[Extracted data entries]
........
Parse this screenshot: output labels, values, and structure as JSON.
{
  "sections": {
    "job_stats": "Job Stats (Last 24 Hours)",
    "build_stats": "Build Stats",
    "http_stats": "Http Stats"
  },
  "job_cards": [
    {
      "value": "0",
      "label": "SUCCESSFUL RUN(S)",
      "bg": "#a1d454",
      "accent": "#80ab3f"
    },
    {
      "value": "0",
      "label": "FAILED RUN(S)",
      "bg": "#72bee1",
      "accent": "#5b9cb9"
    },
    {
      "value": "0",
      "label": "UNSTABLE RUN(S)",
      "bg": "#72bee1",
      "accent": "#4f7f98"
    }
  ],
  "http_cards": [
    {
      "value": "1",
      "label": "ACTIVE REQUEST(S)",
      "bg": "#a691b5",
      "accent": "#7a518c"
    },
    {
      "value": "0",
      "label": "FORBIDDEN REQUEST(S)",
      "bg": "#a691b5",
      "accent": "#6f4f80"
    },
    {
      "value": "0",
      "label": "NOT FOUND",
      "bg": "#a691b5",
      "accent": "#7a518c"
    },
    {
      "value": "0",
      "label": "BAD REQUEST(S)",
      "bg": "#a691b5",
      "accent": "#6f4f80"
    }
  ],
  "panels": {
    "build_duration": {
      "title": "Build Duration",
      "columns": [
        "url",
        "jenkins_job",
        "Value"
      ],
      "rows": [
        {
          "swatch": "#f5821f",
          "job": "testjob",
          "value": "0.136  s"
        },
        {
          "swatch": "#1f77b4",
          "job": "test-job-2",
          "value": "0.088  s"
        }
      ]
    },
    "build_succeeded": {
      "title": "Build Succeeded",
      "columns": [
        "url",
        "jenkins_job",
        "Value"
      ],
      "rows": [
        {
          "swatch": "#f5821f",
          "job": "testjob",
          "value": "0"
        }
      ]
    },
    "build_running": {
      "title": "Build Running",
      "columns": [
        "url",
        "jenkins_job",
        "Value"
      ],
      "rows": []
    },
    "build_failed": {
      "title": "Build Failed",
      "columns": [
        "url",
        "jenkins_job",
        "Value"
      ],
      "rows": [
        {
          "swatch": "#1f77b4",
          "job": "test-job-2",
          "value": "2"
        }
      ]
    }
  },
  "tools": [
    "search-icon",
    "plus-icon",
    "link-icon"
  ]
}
........
## GOAL
Write out the records shown above, exactly as they appear.

## SOLVED EXERCISE
Parse this screenshot: output labels, values, and structure as JSON.
{
  "sections": {
    "job_stats": "Job Stats (Last 24 Hours)",
    "build_stats": "Build Stats",
    "http_stats": "Http Stats"
  },
  "job_cards": [
    {
      "value": "0",
      "label": "SUCCESSFUL RUN(S)",
      "bg": "#a1d454",
      "accent": "#80ab3f"
    },
    {
      "value": "0",
      "label": "FAILED RUN(S)",
      "bg": "#72bee1",
      "accent": "#5b9cb9"
    },
    {
      "value": "0",
      "label": "UNSTABLE RUN(S)",
      "bg": "#72bee1",
      "accent": "#4f7f98"
    }
  ],
  "http_cards": [
    {
      "value": "1",
      "label": "ACTIVE REQUEST(S)",
      "bg": "#a691b5",
      "accent": "#7a518c"
    },
    {
      "value": "0",
      "label": "FORBIDDEN REQUEST(S)",
      "bg": "#a691b5",
      "accent": "#6f4f80"
    },
    {
      "value": "0",
      "label": "NOT FOUND",
      "bg": "#a691b5",
      "accent": "#7a518c"
    },
    {
      "value": "0",
      "label": "BAD REQUEST(S)",
      "bg": "#a691b5",
      "accent": "#6f4f80"
    }
  ],
  "panels": {
    "build_duration": {
      "title": "Build Duration",
      "columns": [
        "url",
        "jenkins_job",
        "Value"
      ],
      "rows": [
        {
          "swatch": "#f5821f",
          "job": "testjob",
          "value": "0.136  s"
        },
        {
          "swatch": "#1f77b4",
          "job": "test-job-2",
          "value": "0.088  s"
        }
      ]
    },
    "build_succeeded": {
      "title": "Build Succeeded",
      "columns": [
        "url",
        "jenkins_job",
        "Value"
      ],
      "rows": [
        {
          "swatch": "#f5821f",
          "job": "testjob",
          "value": "0"
        }
      ]
    },
    "build_running": {
      "title": "Build Running",
      "columns": [
        "url",
        "jenkins_job",
        "Value"
      ],
      "rows": []
    },
    "build_failed": {
      "title": "Build Failed",
      "columns": [
        "url",
        "jenkins_job",
        "Value"
      ],
      "rows": [
        {
          "swatch": "#1f77b4",
          "job": "test-job-2",
          "value": "2"
        }
      ]
    }
  },
  "tools": [
    "search-icon",
    "plus-icon",
    "link-icon"
  ]
}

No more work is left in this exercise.